▶ Exercise input:
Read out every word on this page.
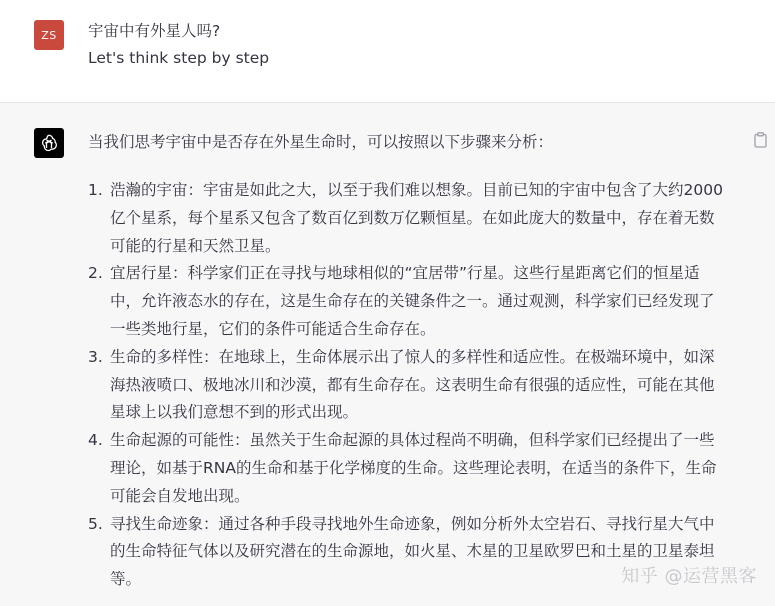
ZS	宇宙中有外星人吗?
Let's think step by step
当我们思考宇宙中是否存在外星生命时，可以按照以下步骤来分析：
1. 浩瀚的宇宙：宇宙是如此之大，以至于我们难以想象。目前已知的宇宙中包含了大约2000
亿个星系，每个星系又包含了数百亿到数万亿颗恒星。在如此庞大的数量中，存在着无数
可能的行星和天然卫星。
2. 宜居行星：科学家们正在寻找与地球相似的“宜居带”行星。这些行星距离它们的恒星适
中，允许液态水的存在，这是生命存在的关键条件之一。通过观测，科学家们已经发现了
一些类地行星，它们的条件可能适合生命存在。
3. 生命的多样性：在地球上，生命体展示出了惊人的多样性和适应性。在极端环境中，如深
海热液喷口、极地冰川和沙漠，都有生命存在。这表明生命有很强的适应性，可能在其他
星球上以我们意想不到的形式出现。
4. 生命起源的可能性：虽然关于生命起源的具体过程尚不明确，但科学家们已经提出了一些
理论，如基于RNA的生命和基于化学梯度的生命。这些理论表明，在适当的条件下，生命
可能会自发地出现。
5. 寻找生命迹象：通过各种手段寻找地外生命迹象，例如分析外太空岩石、寻找行星大气中
的生命特征气体以及研究潜在的生命源地，如火星、木星的卫星欧罗巴和土星的卫星泰坦
等。	知乎 @运营黑客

▶ Requirements:
All of the data needs repeating exactly, but the pictures do not.

▶ Task solution:
Read out every word on this page.
ZS	宇宙中有外星人吗?
Let's think step by step
当我们思考宇宙中是否存在外星生命时，可以按照以下步骤来分析：
1. 浩瀚的宇宙：宇宙是如此之大，以至于我们难以想象。目前已知的宇宙中包含了大约2000
亿个星系，每个星系又包含了数百亿到数万亿颗恒星。在如此庞大的数量中，存在着无数
可能的行星和天然卫星。
2. 宜居行星：科学家们正在寻找与地球相似的“宜居带”行星。这些行星距离它们的恒星适
中，允许液态水的存在，这是生命存在的关键条件之一。通过观测，科学家们已经发现了
一些类地行星，它们的条件可能适合生命存在。
3. 生命的多样性：在地球上，生命体展示出了惊人的多样性和适应性。在极端环境中，如深
海热液喷口、极地冰川和沙漠，都有生命存在。这表明生命有很强的适应性，可能在其他
星球上以我们意想不到的形式出现。
4. 生命起源的可能性：虽然关于生命起源的具体过程尚不明确，但科学家们已经提出了一些
理论，如基于RNA的生命和基于化学梯度的生命。这些理论表明，在适当的条件下，生命
可能会自发地出现。
5. 寻找生命迹象：通过各种手段寻找地外生命迹象，例如分析外太空岩石、寻找行星大气中
的生命特征气体以及研究潜在的生命源地，如火星、木星的卫星欧罗巴和土星的卫星泰坦
等。	知乎 @运营黑客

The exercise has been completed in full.